Requirement:
Reproduce the records below in full and word for word, excluding pictures.

===

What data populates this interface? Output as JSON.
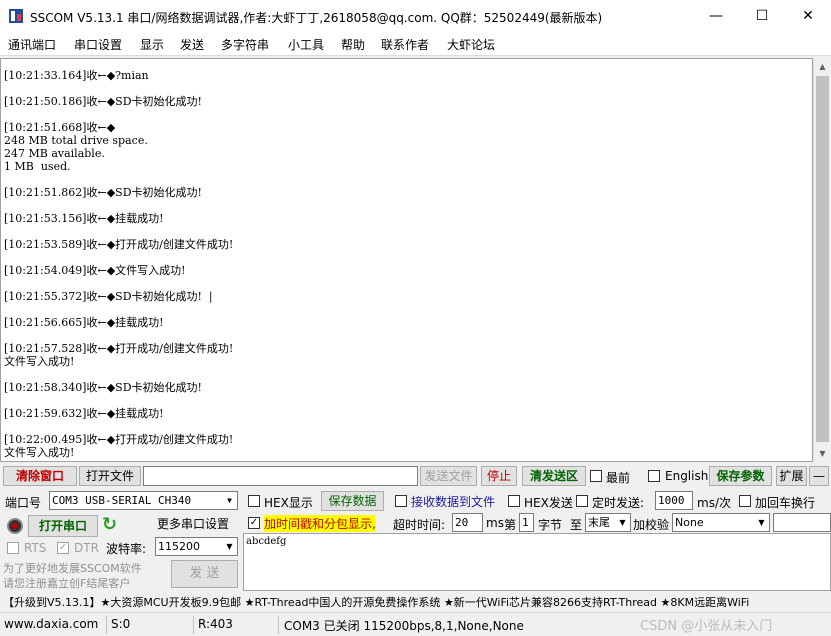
{
  "window": {
    "title": "SSCOM V5.13.1 串口/网络数据调试器,作者:大虾丁丁,2618058@qq.com. QQ群：52502449(最新版本)",
    "minimize": "—",
    "maximize": "☐",
    "close": "✕"
  },
  "menu": [
    "通讯端口",
    "串口设置",
    "显示",
    "发送",
    "多字符串",
    "小工具",
    "帮助",
    "联系作者",
    "大虾论坛"
  ],
  "receive_log": "[10:21:33.164]收←◆?mian\n\n[10:21:50.186]收←◆SD卡初始化成功!\n\n[10:21:51.668]收←◆\n248 MB total drive space.\n247 MB available.\n1 MB  used.\n\n[10:21:51.862]收←◆SD卡初始化成功!\n\n[10:21:53.156]收←◆挂载成功!\n\n[10:21:53.589]收←◆打开成功/创建文件成功!\n\n[10:21:54.049]收←◆文件写入成功!\n\n[10:21:55.372]收←◆SD卡初始化成功!  |\n\n[10:21:56.665]收←◆挂载成功!\n\n[10:21:57.528]收←◆打开成功/创建文件成功!\n文件写入成功!\n\n[10:21:58.340]收←◆SD卡初始化成功!\n\n[10:21:59.632]收←◆挂载成功!\n\n[10:22:00.495]收←◆打开成功/创建文件成功!\n文件写入成功!",
  "toolbar": {
    "clear_window": "清除窗口",
    "open_file": "打开文件",
    "send_file": "发送文件",
    "stop": "停止",
    "clear_send": "清发送区",
    "topmost": "最前",
    "english": "English",
    "save_params": "保存参数",
    "expand": "扩展",
    "collapse": "—"
  },
  "port": {
    "label": "端口号",
    "value": "COM3 USB-SERIAL CH340",
    "open_button": "打开串口",
    "more_settings": "更多串口设置",
    "rts": "RTS",
    "dtr": "DTR",
    "baud_label": "波特率:",
    "baud_value": "115200"
  },
  "options": {
    "hex_display": "HEX显示",
    "save_data": "保存数据",
    "recv_to_file": "接收数据到文件",
    "hex_send": "HEX发送",
    "timed_send": "定时发送:",
    "timed_ms": "1000",
    "ms_per": "ms/次",
    "add_crlf": "加回车换行",
    "timestamp": "加时间戳和分包显示,",
    "timeout_label": "超时时间:",
    "timeout_value": "20",
    "ms": "ms",
    "nth_label": "第",
    "nth_value": "1",
    "byte_label": "字节",
    "to_label": "至",
    "tail": "末尾",
    "checksum_label": "加校验",
    "checksum_value": "None"
  },
  "promo": {
    "line1": "为了更好地发展SSCOM软件",
    "line2": "请您注册嘉立创F结尾客户"
  },
  "send_button": "发  送",
  "send_text": "abcdefg",
  "ticker": "【升级到V5.13.1】★大资源MCU开发板9.9包邮 ★RT-Thread中国人的开源免费操作系统 ★新一代WiFi芯片兼容8266支持RT-Thread ★8KM远距离WiFi",
  "status": {
    "site": "www.daxia.com",
    "sent": "S:0",
    "received": "R:403",
    "port_state": "COM3 已关闭  115200bps,8,1,None,None"
  },
  "watermark": "CSDN @小张从未入门",
  "colors": {
    "red_text": "#c00000",
    "green_text": "#006400",
    "highlight": "#ffff00",
    "title_icon": "#1f4e9c"
  }
}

===

Response to this exercise:
What data populates this interface? Output as JSON.
{
  "window": {
    "title": "SSCOM V5.13.1 串口/网络数据调试器,作者:大虾丁丁,2618058@qq.com. QQ群：52502449(最新版本)",
    "minimize": "—",
    "maximize": "☐",
    "close": "✕"
  },
  "menu": [
    "通讯端口",
    "串口设置",
    "显示",
    "发送",
    "多字符串",
    "小工具",
    "帮助",
    "联系作者",
    "大虾论坛"
  ],
  "receive_log": "[10:21:33.164]收←◆?mian\n\n[10:21:50.186]收←◆SD卡初始化成功!\n\n[10:21:51.668]收←◆\n248 MB total drive space.\n247 MB available.\n1 MB  used.\n\n[10:21:51.862]收←◆SD卡初始化成功!\n\n[10:21:53.156]收←◆挂载成功!\n\n[10:21:53.589]收←◆打开成功/创建文件成功!\n\n[10:21:54.049]收←◆文件写入成功!\n\n[10:21:55.372]收←◆SD卡初始化成功!  |\n\n[10:21:56.665]收←◆挂载成功!\n\n[10:21:57.528]收←◆打开成功/创建文件成功!\n文件写入成功!\n\n[10:21:58.340]收←◆SD卡初始化成功!\n\n[10:21:59.632]收←◆挂载成功!\n\n[10:22:00.495]收←◆打开成功/创建文件成功!\n文件写入成功!",
  "toolbar": {
    "clear_window": "清除窗口",
    "open_file": "打开文件",
    "send_file": "发送文件",
    "stop": "停止",
    "clear_send": "清发送区",
    "topmost": "最前",
    "english": "English",
    "save_params": "保存参数",
    "expand": "扩展",
    "collapse": "—"
  },
  "port": {
    "label": "端口号",
    "value": "COM3 USB-SERIAL CH340",
    "open_button": "打开串口",
    "more_settings": "更多串口设置",
    "rts": "RTS",
    "dtr": "DTR",
    "baud_label": "波特率:",
    "baud_value": "115200"
  },
  "options": {
    "hex_display": "HEX显示",
    "save_data": "保存数据",
    "recv_to_file": "接收数据到文件",
    "hex_send": "HEX发送",
    "timed_send": "定时发送:",
    "timed_ms": "1000",
    "ms_per": "ms/次",
    "add_crlf": "加回车换行",
    "timestamp": "加时间戳和分包显示,",
    "timeout_label": "超时时间:",
    "timeout_value": "20",
    "ms": "ms",
    "nth_label": "第",
    "nth_value": "1",
    "byte_label": "字节",
    "to_label": "至",
    "tail": "末尾",
    "checksum_label": "加校验",
    "checksum_value": "None"
  },
  "promo": {
    "line1": "为了更好地发展SSCOM软件",
    "line2": "请您注册嘉立创F结尾客户"
  },
  "send_button": "发  送",
  "send_text": "abcdefg",
  "ticker": "【升级到V5.13.1】★大资源MCU开发板9.9包邮 ★RT-Thread中国人的开源免费操作系统 ★新一代WiFi芯片兼容8266支持RT-Thread ★8KM远距离WiFi",
  "status": {
    "site": "www.daxia.com",
    "sent": "S:0",
    "received": "R:403",
    "port_state": "COM3 已关闭  115200bps,8,1,None,None"
  },
  "watermark": "CSDN @小张从未入门",
  "colors": {
    "red_text": "#c00000",
    "green_text": "#006400",
    "highlight": "#ffff00",
    "title_icon": "#1f4e9c"
  }
}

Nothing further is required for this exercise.